__Exercise aim__. Filter the records below down to lines containing "AFACERI".

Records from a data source
# # # # #
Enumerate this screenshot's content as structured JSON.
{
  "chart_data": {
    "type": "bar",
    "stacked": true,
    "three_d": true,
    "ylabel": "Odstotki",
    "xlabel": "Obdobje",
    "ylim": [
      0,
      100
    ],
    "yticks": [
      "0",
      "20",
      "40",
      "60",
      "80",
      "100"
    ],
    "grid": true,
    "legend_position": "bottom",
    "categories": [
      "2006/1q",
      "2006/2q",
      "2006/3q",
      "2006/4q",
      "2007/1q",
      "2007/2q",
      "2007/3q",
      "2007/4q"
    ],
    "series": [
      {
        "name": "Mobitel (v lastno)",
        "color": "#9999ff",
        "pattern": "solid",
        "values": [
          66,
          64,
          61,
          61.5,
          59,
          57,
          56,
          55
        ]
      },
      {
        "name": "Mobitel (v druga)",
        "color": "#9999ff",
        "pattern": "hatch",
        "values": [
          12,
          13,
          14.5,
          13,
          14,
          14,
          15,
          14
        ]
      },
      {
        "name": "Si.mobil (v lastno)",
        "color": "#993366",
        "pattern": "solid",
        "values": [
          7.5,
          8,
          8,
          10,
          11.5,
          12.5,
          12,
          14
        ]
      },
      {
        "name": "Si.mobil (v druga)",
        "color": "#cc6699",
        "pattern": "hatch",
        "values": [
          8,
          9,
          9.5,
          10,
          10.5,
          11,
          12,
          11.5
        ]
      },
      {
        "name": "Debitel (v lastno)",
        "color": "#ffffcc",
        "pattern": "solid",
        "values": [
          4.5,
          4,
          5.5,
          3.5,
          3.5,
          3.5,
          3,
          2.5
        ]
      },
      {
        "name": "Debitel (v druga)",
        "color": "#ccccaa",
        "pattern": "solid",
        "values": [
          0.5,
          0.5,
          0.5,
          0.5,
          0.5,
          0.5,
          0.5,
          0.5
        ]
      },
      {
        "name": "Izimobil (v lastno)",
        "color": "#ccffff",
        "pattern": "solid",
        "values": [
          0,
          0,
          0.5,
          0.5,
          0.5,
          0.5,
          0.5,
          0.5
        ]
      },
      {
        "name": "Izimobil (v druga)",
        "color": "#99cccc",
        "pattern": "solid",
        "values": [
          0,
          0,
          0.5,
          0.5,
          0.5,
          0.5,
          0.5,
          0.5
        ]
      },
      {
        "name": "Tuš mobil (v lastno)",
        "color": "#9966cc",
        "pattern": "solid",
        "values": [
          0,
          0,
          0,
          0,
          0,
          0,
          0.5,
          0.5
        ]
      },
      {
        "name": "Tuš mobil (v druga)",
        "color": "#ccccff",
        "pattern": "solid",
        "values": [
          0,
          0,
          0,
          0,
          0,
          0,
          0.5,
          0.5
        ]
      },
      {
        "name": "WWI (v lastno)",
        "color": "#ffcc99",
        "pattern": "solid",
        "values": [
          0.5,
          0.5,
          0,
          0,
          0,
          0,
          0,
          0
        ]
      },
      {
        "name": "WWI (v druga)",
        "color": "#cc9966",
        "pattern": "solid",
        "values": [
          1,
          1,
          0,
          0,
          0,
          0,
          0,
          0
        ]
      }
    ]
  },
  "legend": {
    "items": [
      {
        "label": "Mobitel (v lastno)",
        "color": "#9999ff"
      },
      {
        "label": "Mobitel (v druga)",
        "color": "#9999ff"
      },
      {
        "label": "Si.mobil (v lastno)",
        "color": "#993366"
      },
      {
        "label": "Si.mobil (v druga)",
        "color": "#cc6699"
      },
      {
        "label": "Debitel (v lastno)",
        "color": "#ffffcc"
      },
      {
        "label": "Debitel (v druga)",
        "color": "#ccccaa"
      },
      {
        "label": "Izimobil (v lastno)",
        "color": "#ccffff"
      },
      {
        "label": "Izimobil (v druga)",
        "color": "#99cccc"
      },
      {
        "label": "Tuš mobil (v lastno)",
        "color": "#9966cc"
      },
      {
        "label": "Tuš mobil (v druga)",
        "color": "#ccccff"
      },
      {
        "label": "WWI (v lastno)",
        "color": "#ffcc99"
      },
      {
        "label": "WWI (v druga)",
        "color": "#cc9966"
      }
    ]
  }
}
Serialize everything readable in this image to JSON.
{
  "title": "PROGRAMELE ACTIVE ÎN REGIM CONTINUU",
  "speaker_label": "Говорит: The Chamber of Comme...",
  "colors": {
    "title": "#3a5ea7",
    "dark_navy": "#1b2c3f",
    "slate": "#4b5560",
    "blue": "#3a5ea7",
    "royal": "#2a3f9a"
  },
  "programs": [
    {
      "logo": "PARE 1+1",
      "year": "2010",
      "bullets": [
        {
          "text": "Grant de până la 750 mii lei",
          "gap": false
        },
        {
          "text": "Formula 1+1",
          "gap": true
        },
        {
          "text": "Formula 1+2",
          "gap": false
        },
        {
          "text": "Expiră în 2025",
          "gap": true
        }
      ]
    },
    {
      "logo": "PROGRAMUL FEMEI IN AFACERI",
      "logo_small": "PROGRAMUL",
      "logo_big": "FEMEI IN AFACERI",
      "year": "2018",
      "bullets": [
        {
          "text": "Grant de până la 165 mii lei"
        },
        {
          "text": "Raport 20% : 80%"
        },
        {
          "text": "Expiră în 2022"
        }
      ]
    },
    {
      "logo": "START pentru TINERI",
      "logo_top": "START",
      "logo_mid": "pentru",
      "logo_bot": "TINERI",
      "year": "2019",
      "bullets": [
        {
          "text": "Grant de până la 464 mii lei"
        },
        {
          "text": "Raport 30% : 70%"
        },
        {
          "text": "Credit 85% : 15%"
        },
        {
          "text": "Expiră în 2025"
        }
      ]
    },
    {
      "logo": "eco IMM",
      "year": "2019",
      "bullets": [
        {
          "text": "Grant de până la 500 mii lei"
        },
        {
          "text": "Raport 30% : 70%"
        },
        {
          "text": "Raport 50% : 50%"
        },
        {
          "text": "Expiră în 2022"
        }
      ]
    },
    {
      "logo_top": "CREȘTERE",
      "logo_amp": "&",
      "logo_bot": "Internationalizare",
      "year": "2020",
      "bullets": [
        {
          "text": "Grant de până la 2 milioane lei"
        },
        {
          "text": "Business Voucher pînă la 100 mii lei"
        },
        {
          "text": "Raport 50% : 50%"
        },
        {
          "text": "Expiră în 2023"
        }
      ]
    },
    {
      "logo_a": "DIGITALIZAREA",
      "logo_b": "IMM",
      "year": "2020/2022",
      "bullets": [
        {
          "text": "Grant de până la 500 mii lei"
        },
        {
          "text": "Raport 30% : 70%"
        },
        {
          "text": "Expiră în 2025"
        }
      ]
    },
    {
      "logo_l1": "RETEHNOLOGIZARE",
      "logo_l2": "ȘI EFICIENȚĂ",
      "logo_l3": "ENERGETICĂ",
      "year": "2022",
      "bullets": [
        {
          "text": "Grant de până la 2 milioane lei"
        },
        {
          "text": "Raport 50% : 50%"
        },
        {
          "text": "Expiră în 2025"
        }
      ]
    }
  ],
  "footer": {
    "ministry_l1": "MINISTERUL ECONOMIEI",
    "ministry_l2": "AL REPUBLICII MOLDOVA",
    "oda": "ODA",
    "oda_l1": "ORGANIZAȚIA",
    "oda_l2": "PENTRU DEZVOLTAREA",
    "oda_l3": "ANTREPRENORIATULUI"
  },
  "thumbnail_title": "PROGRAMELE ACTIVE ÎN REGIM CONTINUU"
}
# # # # #
__Answer to this problem__.
      "logo": "PROGRAMUL FEMEI IN AFACERI",
      "logo_big": "FEMEI IN AFACERI",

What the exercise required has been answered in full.